Work out the number of lines in the listing that include the string "point". Reply with that number alone.

[Dataset items]
---+---
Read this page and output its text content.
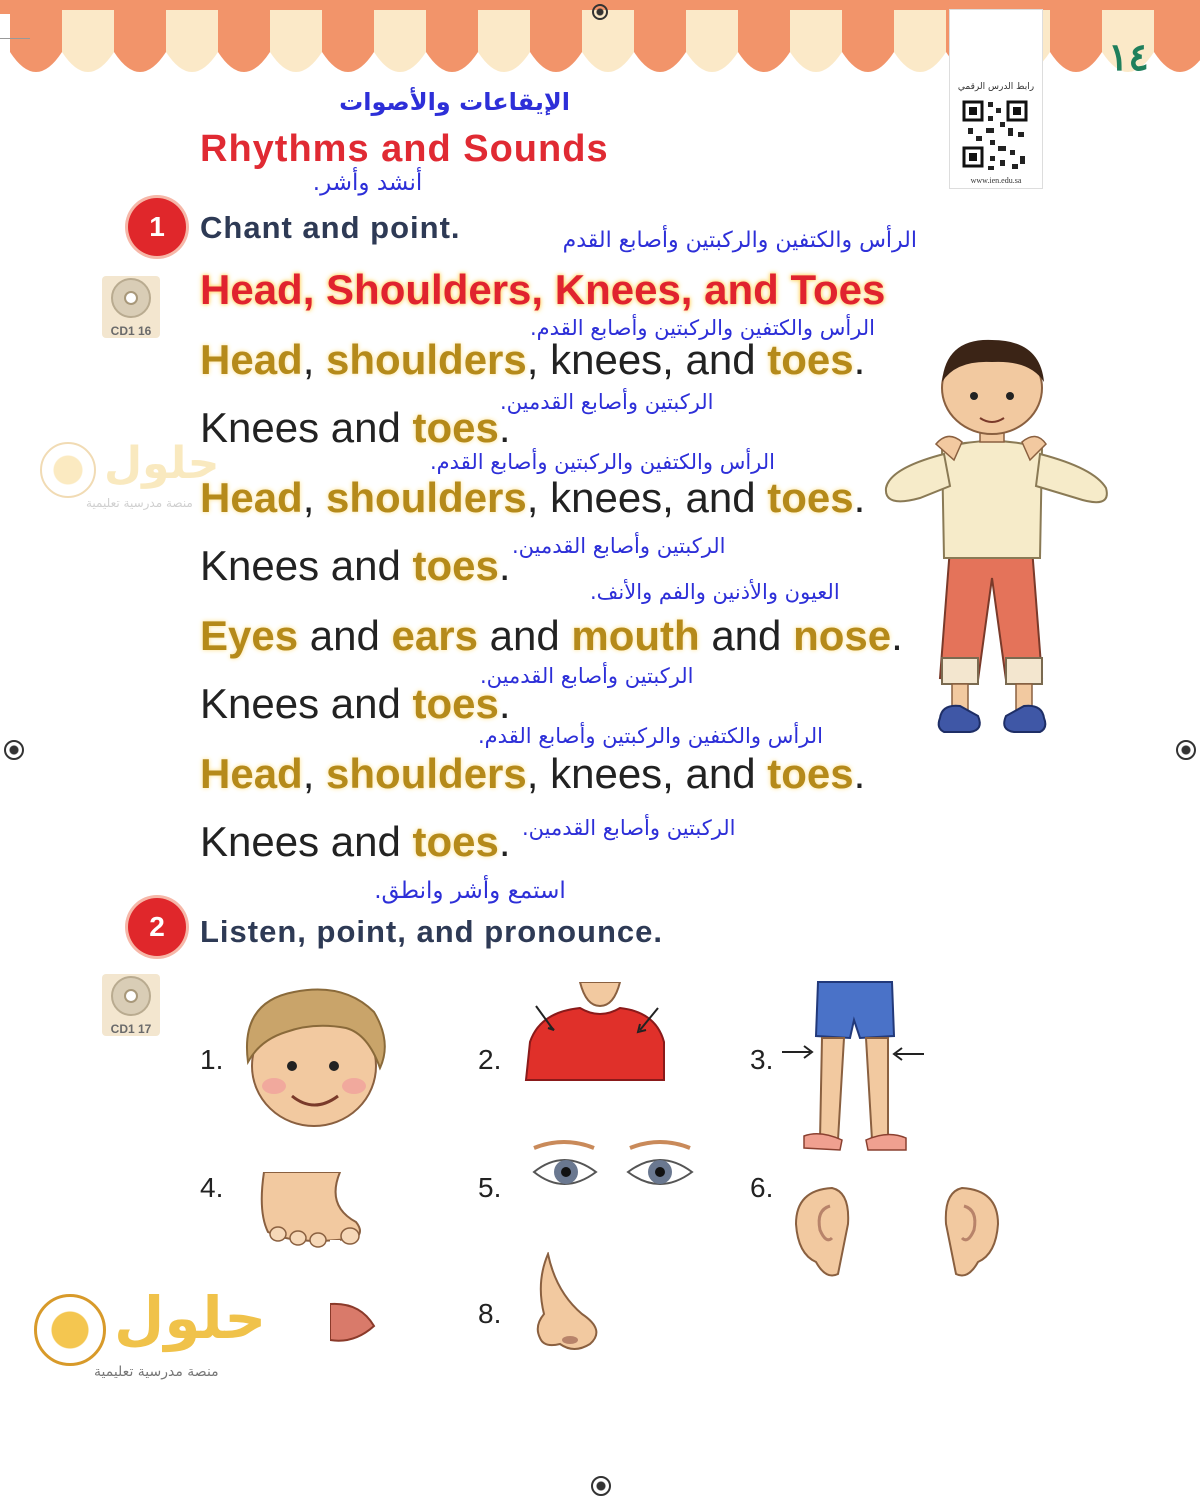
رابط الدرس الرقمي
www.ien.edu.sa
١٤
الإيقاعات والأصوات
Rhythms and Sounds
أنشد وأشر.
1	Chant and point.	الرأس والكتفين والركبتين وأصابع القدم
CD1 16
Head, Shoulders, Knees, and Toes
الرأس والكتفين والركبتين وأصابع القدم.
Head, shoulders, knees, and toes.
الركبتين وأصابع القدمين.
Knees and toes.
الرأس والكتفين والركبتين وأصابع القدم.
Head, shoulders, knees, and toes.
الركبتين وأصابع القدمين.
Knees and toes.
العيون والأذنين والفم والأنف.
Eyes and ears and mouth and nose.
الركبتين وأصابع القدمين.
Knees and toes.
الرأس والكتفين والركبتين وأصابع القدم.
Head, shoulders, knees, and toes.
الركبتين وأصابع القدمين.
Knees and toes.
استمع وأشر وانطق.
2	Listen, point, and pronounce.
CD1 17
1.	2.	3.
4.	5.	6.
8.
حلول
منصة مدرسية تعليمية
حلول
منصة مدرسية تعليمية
---+---
[Expected output] 2